● GIVEN REQUEST
In the copy, include every entry exactly but none of the images.
** start **
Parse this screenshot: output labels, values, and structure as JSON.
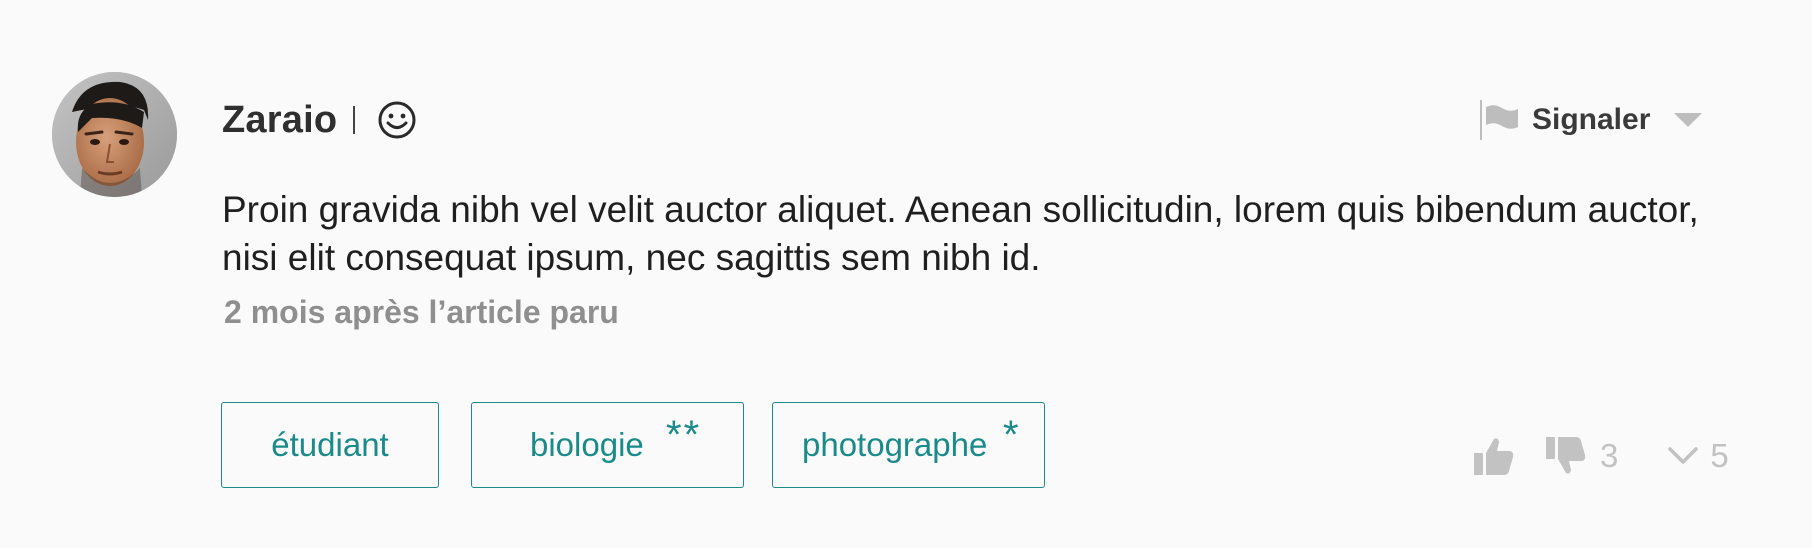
{
  "comment": {
    "author": {
      "name": "Zaraio",
      "badge_icon": "smiley-icon",
      "avatar_icon": "user-avatar-photo"
    },
    "report": {
      "label": "Signaler",
      "icon": "flag-icon",
      "dropdown_icon": "chevron-down-icon"
    },
    "body": "Proin gravida nibh vel velit auctor aliquet. Aenean sollicitudin, lorem quis bibendum auctor, nisi elit consequat ipsum, nec sagittis sem nibh id.",
    "meta": "2 mois après l’article paru",
    "tags": [
      {
        "label": "étudiant",
        "stars": ""
      },
      {
        "label": "biologie",
        "stars": "**"
      },
      {
        "label": "photographe",
        "stars": "*"
      }
    ],
    "votes": {
      "like_icon": "thumbs-up-icon",
      "dislike_icon": "thumbs-down-icon",
      "dislike_count": "3",
      "replies_icon": "chevron-down-icon",
      "reply_count": "5"
    },
    "colors": {
      "accent": "#1a8a8a",
      "muted": "#c2c2c2",
      "meta_text": "#8f8f8f",
      "background": "#fafafa"
    }
  }
}
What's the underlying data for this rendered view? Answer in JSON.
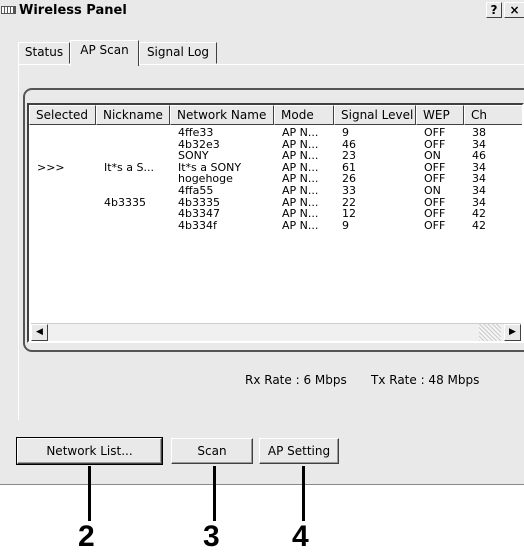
** end **
● FINAL ANSWER
Parse this screenshot: output labels, values, and structure as JSON.
{
  "comment": {
    "author": {
      "name": "Zaraio",
      "badge_icon": "smiley-icon",
      "avatar_icon": "user-avatar-photo"
    },
    "report": {
      "label": "Signaler",
      "icon": "flag-icon",
      "dropdown_icon": "chevron-down-icon"
    },
    "body": "Proin gravida nibh vel velit auctor aliquet. Aenean sollicitudin, lorem quis bibendum auctor, nisi elit consequat ipsum, nec sagittis sem nibh id.",
    "meta": "2 mois après l’article paru",
    "tags": [
      {
        "label": "étudiant",
        "stars": ""
      },
      {
        "label": "biologie",
        "stars": "**"
      },
      {
        "label": "photographe",
        "stars": "*"
      }
    ],
    "votes": {
      "like_icon": "thumbs-up-icon",
      "dislike_icon": "thumbs-down-icon",
      "dislike_count": "3",
      "replies_icon": "chevron-down-icon",
      "reply_count": "5"
    },
    "colors": {
      "accent": "#1a8a8a",
      "muted": "#c2c2c2",
      "meta_text": "#8f8f8f",
      "background": "#fafafa"
    }
  }
}
What's the underlying data for this rendered view? Answer in JSON.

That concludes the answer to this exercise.